__THE REQUEST__. Print all of the lines exactly. Any picture among them stays out.
--------
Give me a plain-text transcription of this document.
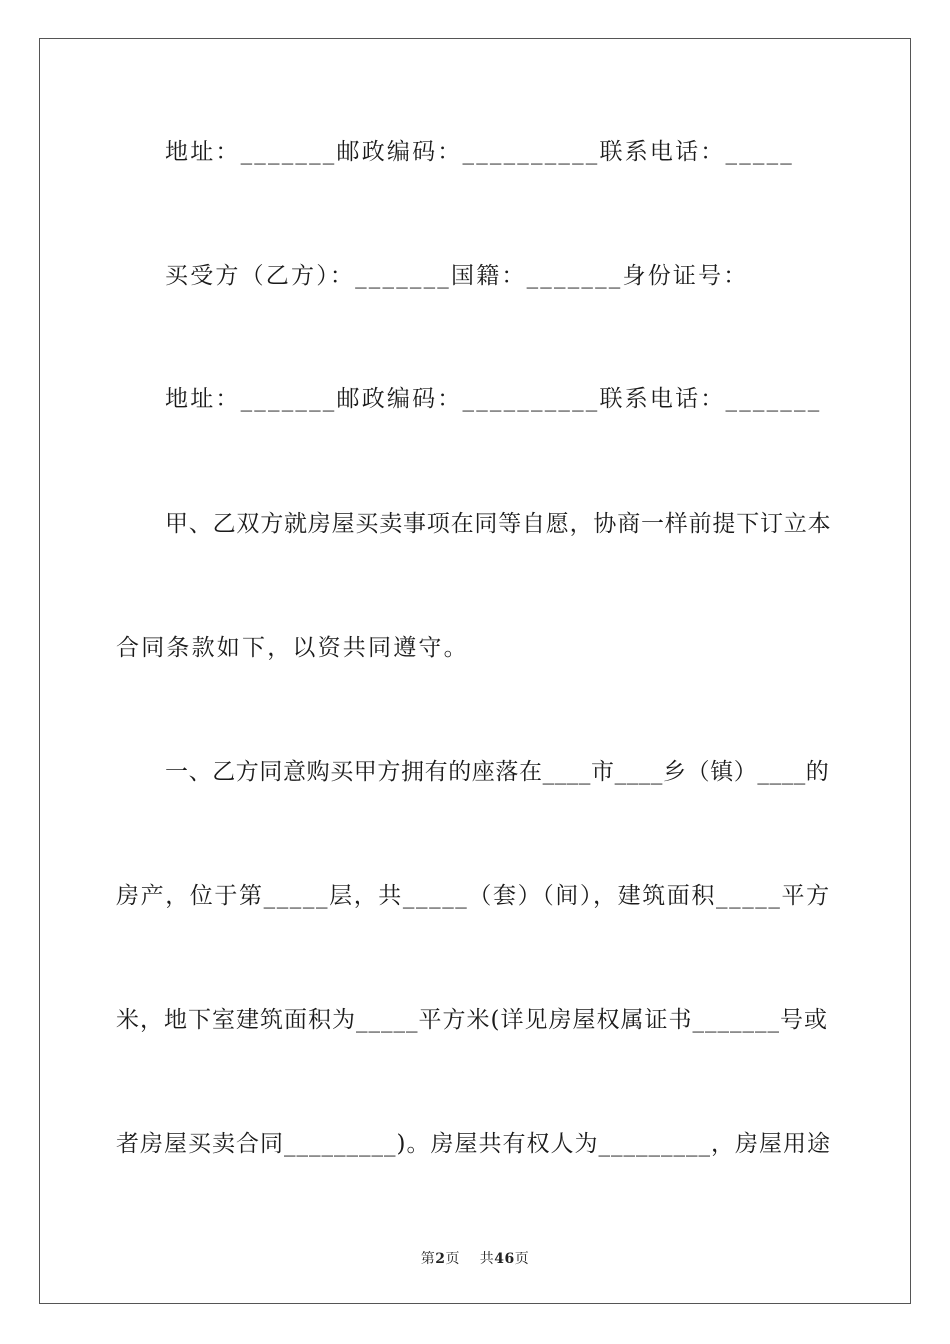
地址：_______邮政编码：__________联系电话：_____
买受方（乙方）：_______国籍：_______身份证号：
地址：_______邮政编码：__________联系电话：_______
甲、乙双方就房屋买卖事项在同等自愿，协商一样前提下订立本
合同条款如下，以资共同遵守。
一、乙方同意购买甲方拥有的座落在____市____乡（镇）____的
房产，位于第_____层，共_____（套）（间），建筑面积_____平方
米，地下室建筑面积为_____平方米(详见房屋权属证书_______号或
者房屋买卖合同_________)。房屋共有权人为_________，房屋用途
第2页 共46页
--------
__COMPLETE OUTPUT__.
Give me a plain-text transcription of this document.
地址：_______邮政编码：__________联系电话：_____
买受方（乙方）：_______国籍：_______身份证号：
地址：_______邮政编码：__________联系电话：_______
甲、乙双方就房屋买卖事项在同等自愿，协商一样前提下订立本
合同条款如下，以资共同遵守。
一、乙方同意购买甲方拥有的座落在____市____乡（镇）____的
房产，位于第_____层，共_____（套）（间），建筑面积_____平方
米，地下室建筑面积为_____平方米(详见房屋权属证书_______号或
者房屋买卖合同_________)。房屋共有权人为_________，房屋用途
第2页 共46页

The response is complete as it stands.